*Exercise details:*
The records below must be copied in full; omit the images.

*Information shown:*
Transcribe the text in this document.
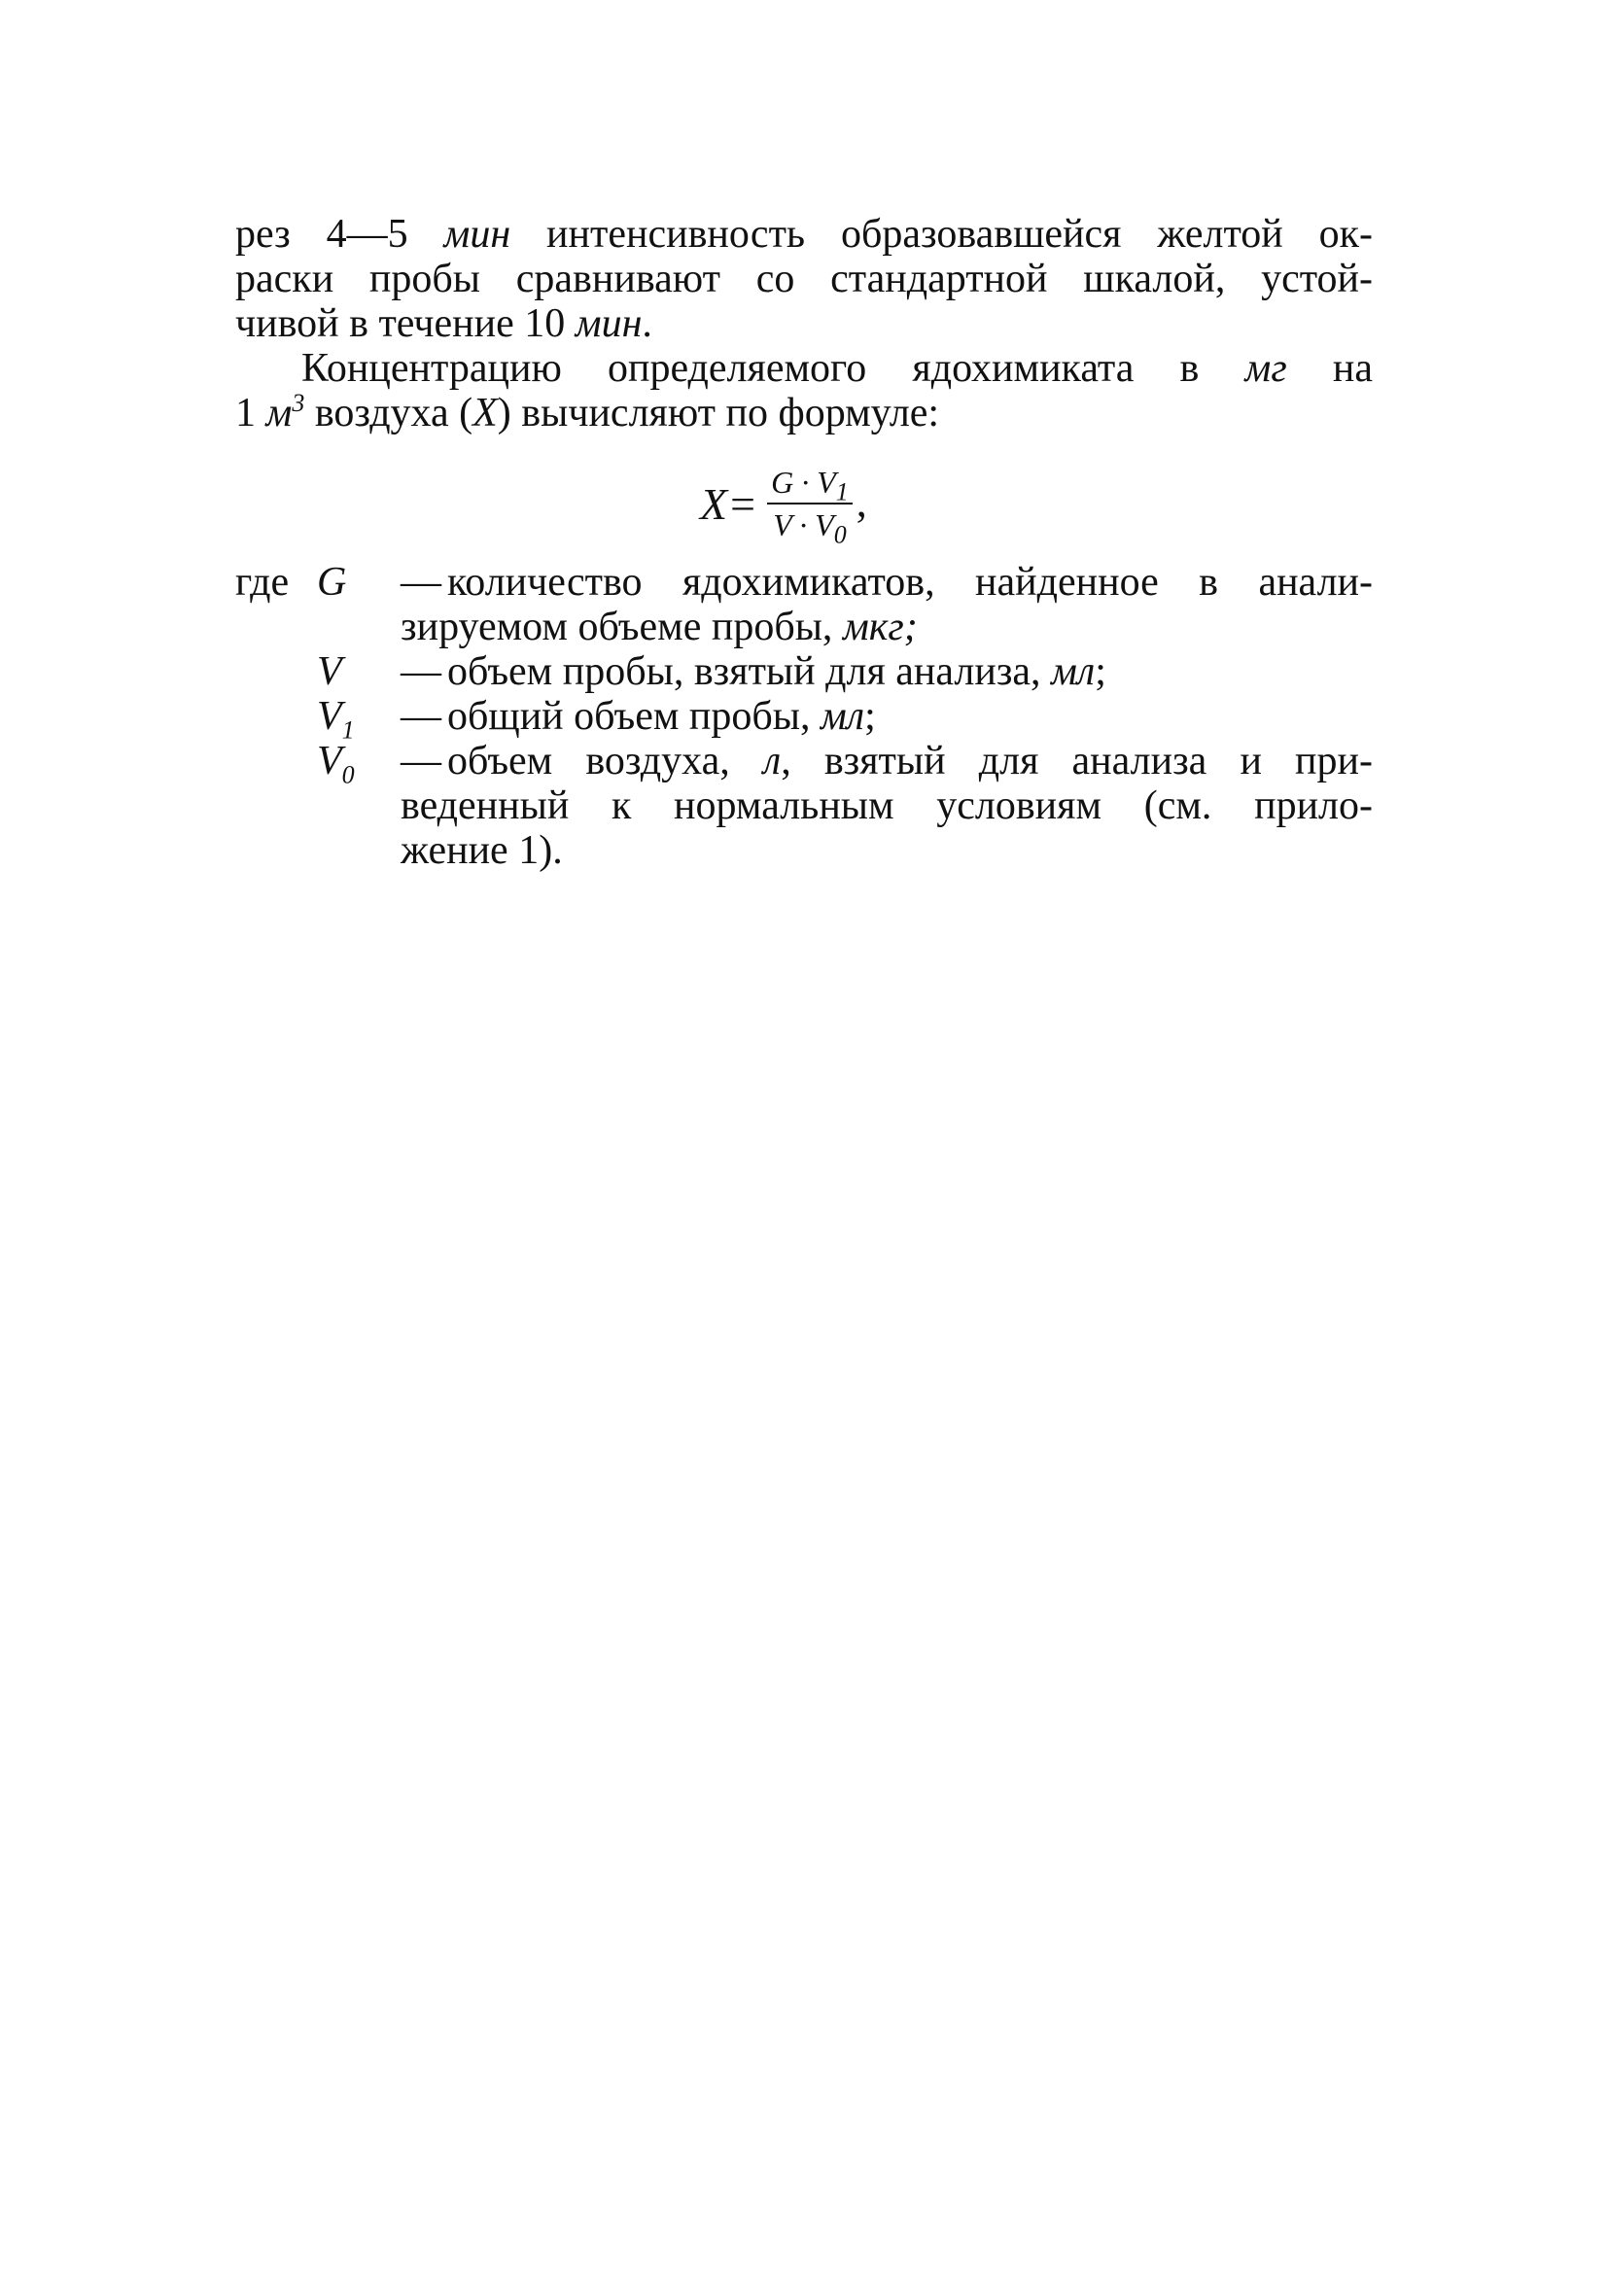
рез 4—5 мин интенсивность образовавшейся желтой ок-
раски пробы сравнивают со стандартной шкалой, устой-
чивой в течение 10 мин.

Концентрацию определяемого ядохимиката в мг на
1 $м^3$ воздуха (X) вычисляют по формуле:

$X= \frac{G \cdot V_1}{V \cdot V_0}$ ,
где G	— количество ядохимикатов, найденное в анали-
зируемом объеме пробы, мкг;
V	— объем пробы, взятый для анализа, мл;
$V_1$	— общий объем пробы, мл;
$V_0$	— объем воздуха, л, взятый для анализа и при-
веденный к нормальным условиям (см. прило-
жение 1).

*Output of the exercise:*
Transcribe the text in this document.
рез 4—5 мин интенсивность образовавшейся желтой ок-
раски пробы сравнивают со стандартной шкалой, устой-
чивой в течение 10 мин.

Концентрацию определяемого ядохимиката в мг на
1 $м^3$ воздуха (X) вычисляют по формуле:

$X= \frac{G \cdot V_1}{V \cdot V_0}$ ,
где G	— количество ядохимикатов, найденное в анали-
зируемом объеме пробы, мкг;
V	— объем пробы, взятый для анализа, мл;
$V_1$	— общий объем пробы, мл;
$V_0$	— объем воздуха, л, взятый для анализа и при-
веденный к нормальным условиям (см. прило-
жение 1).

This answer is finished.